◆ Problem ◆
Each record below is to be copied word for word, with pictures removed.

◆ Recorded data ◆
-=-=-

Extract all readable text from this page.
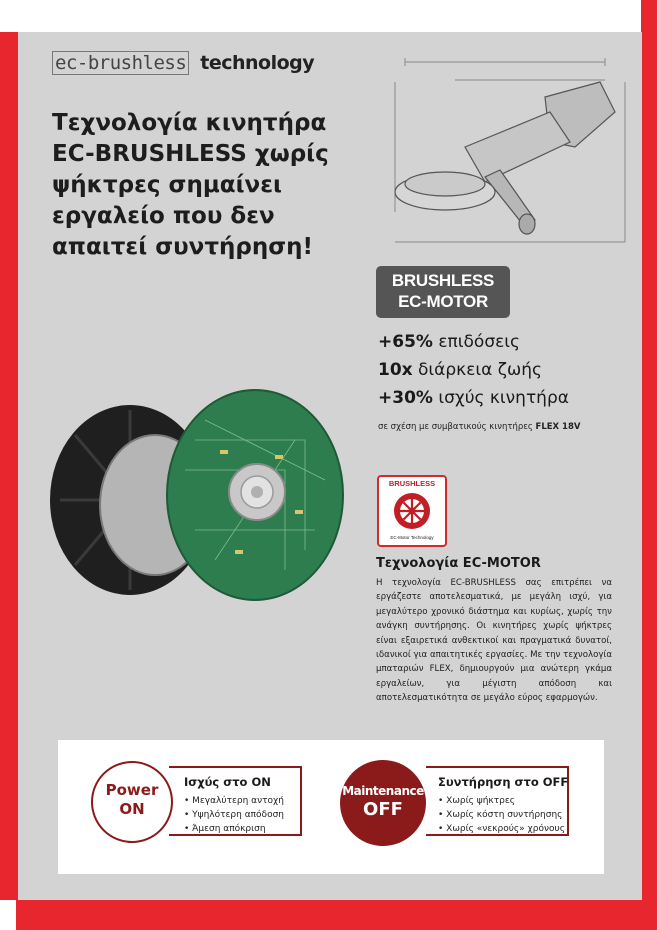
ec-brushless technology
Τεχνολογία κινητήρα
EC-BRUSHLESS χωρίς
ψήκτρες σημαίνει
εργαλείο που δεν
απαιτεί συντήρηση!
BRUSHLESS
EC-MOTOR
+65% επιδόσεις
10x διάρκεια ζωής
+30% ισχύς κινητήρα
σε σχέση με συμβατικούς κινητήρες FLEX 18V
BRUSHLESS
EC-Motor Technology
Τεχνολογία EC-MOTOR
Η τεχνολογία EC-BRUSHLESS σας επιτρέπει να εργάζεστε αποτελεσματικά, με μεγάλη ισχύ, για μεγαλύτερο χρονικό διάστημα και κυρίως, χωρίς την ανάγκη συντήρησης. Οι κινητήρες χωρίς ψήκτρες είναι εξαιρετικά ανθεκτικοί και πραγματικά δυνατοί, ιδανικοί για απαιτητικές εργασίες. Με την τεχνολογία μπαταριών FLEX, δημιουργούν μια ανώτερη γκάμα εργαλείων, για μέγιστη απόδοση και αποτελεσματικότητα σε μεγάλο εύρος εφαρμογών.
Power
ON
Ισχύς στο ON
• Μεγαλύτερη αντοχή
• Υψηλότερη απόδοση
• Άμεση απόκριση
Maintenance
OFF
Συντήρηση στο OFF
• Χωρίς ψήκτρες
• Χωρίς κόστη συντήρησης
• Χωρίς «νεκρούς» χρόνους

-=-=-

◆ Solution below ◆
Extract all readable text from this page.
ec-brushless technology
Τεχνολογία κινητήρα
EC-BRUSHLESS χωρίς
ψήκτρες σημαίνει
εργαλείο που δεν
απαιτεί συντήρηση!
BRUSHLESS
EC-MOTOR
+65% επιδόσεις
10x διάρκεια ζωής
+30% ισχύς κινητήρα
σε σχέση με συμβατικούς κινητήρες FLEX 18V
BRUSHLESS
EC-Motor Technology
Τεχνολογία EC-MOTOR
Η τεχνολογία EC-BRUSHLESS σας επιτρέπει να εργάζεστε αποτελεσματικά, με μεγάλη ισχύ, για μεγαλύτερο χρονικό διάστημα και κυρίως, χωρίς την ανάγκη συντήρησης. Οι κινητήρες χωρίς ψήκτρες είναι εξαιρετικά ανθεκτικοί και πραγματικά δυνατοί, ιδανικοί για απαιτητικές εργασίες. Με την τεχνολογία μπαταριών FLEX, δημιουργούν μια ανώτερη γκάμα εργαλείων, για μέγιστη απόδοση και αποτελεσματικότητα σε μεγάλο εύρος εφαρμογών.
Power
ON
Ισχύς στο ON
• Μεγαλύτερη αντοχή
• Υψηλότερη απόδοση
• Άμεση απόκριση
Maintenance
OFF
Συντήρηση στο OFF
• Χωρίς ψήκτρες
• Χωρίς κόστη συντήρησης
• Χωρίς «νεκρούς» χρόνους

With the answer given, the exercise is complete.